What the exercise asks -
Can you find the lines of the listing that include "доступности" and copy every one?

Raw records -
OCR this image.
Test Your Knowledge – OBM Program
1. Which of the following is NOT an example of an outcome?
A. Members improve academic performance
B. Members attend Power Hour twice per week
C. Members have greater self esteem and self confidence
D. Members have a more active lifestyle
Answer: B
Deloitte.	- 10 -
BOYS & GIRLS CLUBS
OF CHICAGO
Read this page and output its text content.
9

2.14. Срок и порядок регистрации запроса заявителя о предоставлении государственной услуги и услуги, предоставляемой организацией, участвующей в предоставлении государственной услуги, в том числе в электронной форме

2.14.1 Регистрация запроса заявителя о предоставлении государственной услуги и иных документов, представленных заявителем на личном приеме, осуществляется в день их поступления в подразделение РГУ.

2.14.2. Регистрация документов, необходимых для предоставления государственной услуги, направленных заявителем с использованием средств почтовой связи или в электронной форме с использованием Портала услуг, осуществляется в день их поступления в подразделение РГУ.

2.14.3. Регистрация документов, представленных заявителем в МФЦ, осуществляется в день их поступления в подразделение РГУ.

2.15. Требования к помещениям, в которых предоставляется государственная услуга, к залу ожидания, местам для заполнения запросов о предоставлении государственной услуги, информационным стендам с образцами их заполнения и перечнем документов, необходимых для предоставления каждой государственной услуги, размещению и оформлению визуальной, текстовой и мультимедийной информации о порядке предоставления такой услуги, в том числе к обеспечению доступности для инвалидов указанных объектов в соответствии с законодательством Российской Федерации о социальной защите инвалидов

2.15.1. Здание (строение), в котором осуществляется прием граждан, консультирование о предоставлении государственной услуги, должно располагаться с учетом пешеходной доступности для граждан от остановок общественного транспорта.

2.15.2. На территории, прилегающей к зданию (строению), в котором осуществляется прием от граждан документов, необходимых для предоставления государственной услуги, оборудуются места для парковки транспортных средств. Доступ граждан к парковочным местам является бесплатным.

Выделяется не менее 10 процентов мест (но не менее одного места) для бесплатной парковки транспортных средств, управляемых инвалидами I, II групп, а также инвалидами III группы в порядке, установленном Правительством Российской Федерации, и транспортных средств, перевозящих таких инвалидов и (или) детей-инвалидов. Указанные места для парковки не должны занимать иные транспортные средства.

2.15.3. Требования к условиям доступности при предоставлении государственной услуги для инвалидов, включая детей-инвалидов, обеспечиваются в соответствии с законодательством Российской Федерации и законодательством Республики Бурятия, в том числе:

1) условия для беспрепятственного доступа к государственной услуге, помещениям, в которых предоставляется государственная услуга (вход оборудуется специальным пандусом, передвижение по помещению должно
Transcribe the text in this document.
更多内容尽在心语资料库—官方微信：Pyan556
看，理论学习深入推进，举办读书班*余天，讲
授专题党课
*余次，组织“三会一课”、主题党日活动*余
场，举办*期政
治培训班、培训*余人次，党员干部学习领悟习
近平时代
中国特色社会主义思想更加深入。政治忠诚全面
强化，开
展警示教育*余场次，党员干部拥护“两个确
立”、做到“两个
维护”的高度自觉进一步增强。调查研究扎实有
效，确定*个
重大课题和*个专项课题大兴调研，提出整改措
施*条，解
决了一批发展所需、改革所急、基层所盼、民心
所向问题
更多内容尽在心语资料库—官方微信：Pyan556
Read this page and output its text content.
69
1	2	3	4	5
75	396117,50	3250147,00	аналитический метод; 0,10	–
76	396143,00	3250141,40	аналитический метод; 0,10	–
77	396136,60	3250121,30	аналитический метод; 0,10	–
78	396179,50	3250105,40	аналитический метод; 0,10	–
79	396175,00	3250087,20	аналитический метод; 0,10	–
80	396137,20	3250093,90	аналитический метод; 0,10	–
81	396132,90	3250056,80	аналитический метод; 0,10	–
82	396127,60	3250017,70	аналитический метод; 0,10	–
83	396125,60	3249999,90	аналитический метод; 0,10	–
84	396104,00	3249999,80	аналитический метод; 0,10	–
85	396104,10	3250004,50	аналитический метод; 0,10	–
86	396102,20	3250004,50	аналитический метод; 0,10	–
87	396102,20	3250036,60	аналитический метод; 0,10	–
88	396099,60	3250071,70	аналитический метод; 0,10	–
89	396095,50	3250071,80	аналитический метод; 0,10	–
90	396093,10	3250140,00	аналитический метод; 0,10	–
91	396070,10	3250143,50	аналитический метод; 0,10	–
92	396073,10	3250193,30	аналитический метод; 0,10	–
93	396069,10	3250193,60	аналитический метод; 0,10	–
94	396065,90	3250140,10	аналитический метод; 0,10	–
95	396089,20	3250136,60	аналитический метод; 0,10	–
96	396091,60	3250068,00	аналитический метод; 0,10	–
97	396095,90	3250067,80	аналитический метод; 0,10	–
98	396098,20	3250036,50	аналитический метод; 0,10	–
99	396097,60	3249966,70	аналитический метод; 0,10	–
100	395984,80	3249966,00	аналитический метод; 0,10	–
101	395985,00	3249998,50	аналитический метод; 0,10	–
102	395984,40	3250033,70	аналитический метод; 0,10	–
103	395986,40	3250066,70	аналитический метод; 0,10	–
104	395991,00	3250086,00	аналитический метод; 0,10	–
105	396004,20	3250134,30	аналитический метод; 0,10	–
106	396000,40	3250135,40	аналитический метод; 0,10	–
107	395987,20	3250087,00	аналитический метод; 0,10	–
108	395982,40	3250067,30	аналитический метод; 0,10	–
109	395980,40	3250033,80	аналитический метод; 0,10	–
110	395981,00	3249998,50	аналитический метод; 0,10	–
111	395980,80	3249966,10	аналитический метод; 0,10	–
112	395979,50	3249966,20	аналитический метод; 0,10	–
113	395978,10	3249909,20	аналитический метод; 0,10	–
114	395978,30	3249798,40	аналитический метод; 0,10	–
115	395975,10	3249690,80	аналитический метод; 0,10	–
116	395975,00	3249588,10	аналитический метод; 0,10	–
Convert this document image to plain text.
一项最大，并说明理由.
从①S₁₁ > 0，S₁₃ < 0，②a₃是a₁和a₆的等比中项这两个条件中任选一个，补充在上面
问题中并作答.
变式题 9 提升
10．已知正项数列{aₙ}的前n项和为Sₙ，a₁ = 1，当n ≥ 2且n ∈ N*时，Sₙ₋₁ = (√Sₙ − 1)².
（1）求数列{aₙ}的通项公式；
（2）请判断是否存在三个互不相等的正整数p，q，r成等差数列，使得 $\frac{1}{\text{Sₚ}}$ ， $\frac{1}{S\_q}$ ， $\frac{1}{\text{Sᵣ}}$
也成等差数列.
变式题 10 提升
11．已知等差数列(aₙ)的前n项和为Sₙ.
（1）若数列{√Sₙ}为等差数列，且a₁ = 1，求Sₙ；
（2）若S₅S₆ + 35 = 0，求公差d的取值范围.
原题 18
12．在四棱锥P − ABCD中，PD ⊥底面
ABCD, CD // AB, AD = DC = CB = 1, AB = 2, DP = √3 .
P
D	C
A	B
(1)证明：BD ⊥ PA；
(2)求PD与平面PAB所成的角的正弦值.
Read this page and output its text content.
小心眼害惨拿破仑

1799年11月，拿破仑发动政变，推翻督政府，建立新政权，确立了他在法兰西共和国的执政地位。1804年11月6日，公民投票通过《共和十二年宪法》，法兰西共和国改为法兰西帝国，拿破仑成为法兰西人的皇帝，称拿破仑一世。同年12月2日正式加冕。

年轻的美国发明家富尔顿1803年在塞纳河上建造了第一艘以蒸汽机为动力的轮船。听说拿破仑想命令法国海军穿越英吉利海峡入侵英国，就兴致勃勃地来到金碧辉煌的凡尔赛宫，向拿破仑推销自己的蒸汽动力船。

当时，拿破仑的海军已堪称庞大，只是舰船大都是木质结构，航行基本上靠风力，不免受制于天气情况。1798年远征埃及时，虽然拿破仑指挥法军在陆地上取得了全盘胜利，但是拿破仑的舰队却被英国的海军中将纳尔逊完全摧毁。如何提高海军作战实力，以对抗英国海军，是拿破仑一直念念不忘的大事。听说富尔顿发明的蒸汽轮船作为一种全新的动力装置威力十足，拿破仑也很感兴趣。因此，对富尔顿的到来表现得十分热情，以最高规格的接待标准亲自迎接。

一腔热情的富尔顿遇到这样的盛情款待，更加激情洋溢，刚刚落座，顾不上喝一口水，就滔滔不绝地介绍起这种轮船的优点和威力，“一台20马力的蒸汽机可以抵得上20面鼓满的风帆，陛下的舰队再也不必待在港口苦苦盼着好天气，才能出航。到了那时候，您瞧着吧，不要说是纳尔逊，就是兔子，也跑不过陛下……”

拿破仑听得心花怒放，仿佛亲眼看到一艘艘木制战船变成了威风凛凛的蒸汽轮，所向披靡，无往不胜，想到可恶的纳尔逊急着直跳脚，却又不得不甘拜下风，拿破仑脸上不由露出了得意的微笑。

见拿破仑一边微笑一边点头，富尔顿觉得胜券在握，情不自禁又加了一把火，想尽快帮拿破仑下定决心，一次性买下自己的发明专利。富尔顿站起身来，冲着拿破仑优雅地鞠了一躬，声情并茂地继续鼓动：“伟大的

Completed task -
2.15. Требования к помещениям, в которых предоставляется государственная услуга, к залу ожидания, местам для заполнения запросов о предоставлении государственной услуги, информационным стендам с образцами их заполнения и перечнем документов, необходимых для предоставления каждой государственной услуги, размещению и оформлению визуальной, текстовой и мультимедийной информации о порядке предоставления такой услуги, в том числе к обеспечению доступности для инвалидов указанных объектов в соответствии с законодательством Российской Федерации о социальной защите инвалидов
2.15.1. Здание (строение), в котором осуществляется прием граждан, консультирование о предоставлении государственной услуги, должно располагаться с учетом пешеходной доступности для граждан от остановок общественного транспорта.
2.15.3. Требования к условиям доступности при предоставлении государственной услуги для инвалидов, включая детей-инвалидов, обеспечиваются в соответствии с законодательством Российской Федерации и законодательством Республики Бурятия, в том числе:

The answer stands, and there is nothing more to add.